* _Problem description_: What follows is a set of records, each of which is to be written out exactly.

- - - -

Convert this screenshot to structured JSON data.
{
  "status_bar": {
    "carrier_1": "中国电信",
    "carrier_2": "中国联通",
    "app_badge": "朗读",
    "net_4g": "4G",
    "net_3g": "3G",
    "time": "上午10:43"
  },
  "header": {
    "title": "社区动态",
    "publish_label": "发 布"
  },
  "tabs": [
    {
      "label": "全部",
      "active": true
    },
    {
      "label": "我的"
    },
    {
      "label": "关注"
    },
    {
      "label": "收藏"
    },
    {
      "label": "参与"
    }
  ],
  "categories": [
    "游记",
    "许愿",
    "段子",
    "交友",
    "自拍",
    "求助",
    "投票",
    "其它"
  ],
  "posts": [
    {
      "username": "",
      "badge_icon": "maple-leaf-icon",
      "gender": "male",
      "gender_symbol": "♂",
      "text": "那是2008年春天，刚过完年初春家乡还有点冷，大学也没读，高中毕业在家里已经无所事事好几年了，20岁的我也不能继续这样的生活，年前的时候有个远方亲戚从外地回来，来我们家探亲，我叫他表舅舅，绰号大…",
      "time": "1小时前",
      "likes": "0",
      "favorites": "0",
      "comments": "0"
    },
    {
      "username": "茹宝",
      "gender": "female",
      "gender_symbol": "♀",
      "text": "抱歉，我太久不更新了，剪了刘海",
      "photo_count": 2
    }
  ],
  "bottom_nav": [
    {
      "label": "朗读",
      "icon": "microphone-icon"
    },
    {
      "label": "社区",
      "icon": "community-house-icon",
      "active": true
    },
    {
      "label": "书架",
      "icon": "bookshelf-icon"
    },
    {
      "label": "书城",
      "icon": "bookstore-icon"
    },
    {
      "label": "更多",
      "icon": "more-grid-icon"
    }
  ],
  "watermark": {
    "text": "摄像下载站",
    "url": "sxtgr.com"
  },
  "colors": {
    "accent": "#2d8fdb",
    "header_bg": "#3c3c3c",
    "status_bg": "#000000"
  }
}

- - - -

* _Output for this exercise_:
Convert this screenshot to structured JSON data.
{
  "status_bar": {
    "carrier_1": "中国电信",
    "carrier_2": "中国联通",
    "app_badge": "朗读",
    "net_4g": "4G",
    "net_3g": "3G",
    "time": "上午10:43"
  },
  "header": {
    "title": "社区动态",
    "publish_label": "发 布"
  },
  "tabs": [
    {
      "label": "全部",
      "active": true
    },
    {
      "label": "我的"
    },
    {
      "label": "关注"
    },
    {
      "label": "收藏"
    },
    {
      "label": "参与"
    }
  ],
  "categories": [
    "游记",
    "许愿",
    "段子",
    "交友",
    "自拍",
    "求助",
    "投票",
    "其它"
  ],
  "posts": [
    {
      "username": "",
      "badge_icon": "maple-leaf-icon",
      "gender": "male",
      "gender_symbol": "♂",
      "text": "那是2008年春天，刚过完年初春家乡还有点冷，大学也没读，高中毕业在家里已经无所事事好几年了，20岁的我也不能继续这样的生活，年前的时候有个远方亲戚从外地回来，来我们家探亲，我叫他表舅舅，绰号大…",
      "time": "1小时前",
      "likes": "0",
      "favorites": "0",
      "comments": "0"
    },
    {
      "username": "茹宝",
      "gender": "female",
      "gender_symbol": "♀",
      "text": "抱歉，我太久不更新了，剪了刘海",
      "photo_count": 2
    }
  ],
  "bottom_nav": [
    {
      "label": "朗读",
      "icon": "microphone-icon"
    },
    {
      "label": "社区",
      "icon": "community-house-icon",
      "active": true
    },
    {
      "label": "书架",
      "icon": "bookshelf-icon"
    },
    {
      "label": "书城",
      "icon": "bookstore-icon"
    },
    {
      "label": "更多",
      "icon": "more-grid-icon"
    }
  ],
  "watermark": {
    "text": "摄像下载站",
    "url": "sxtgr.com"
  },
  "colors": {
    "accent": "#2d8fdb",
    "header_bg": "#3c3c3c",
    "status_bg": "#000000"
  }
}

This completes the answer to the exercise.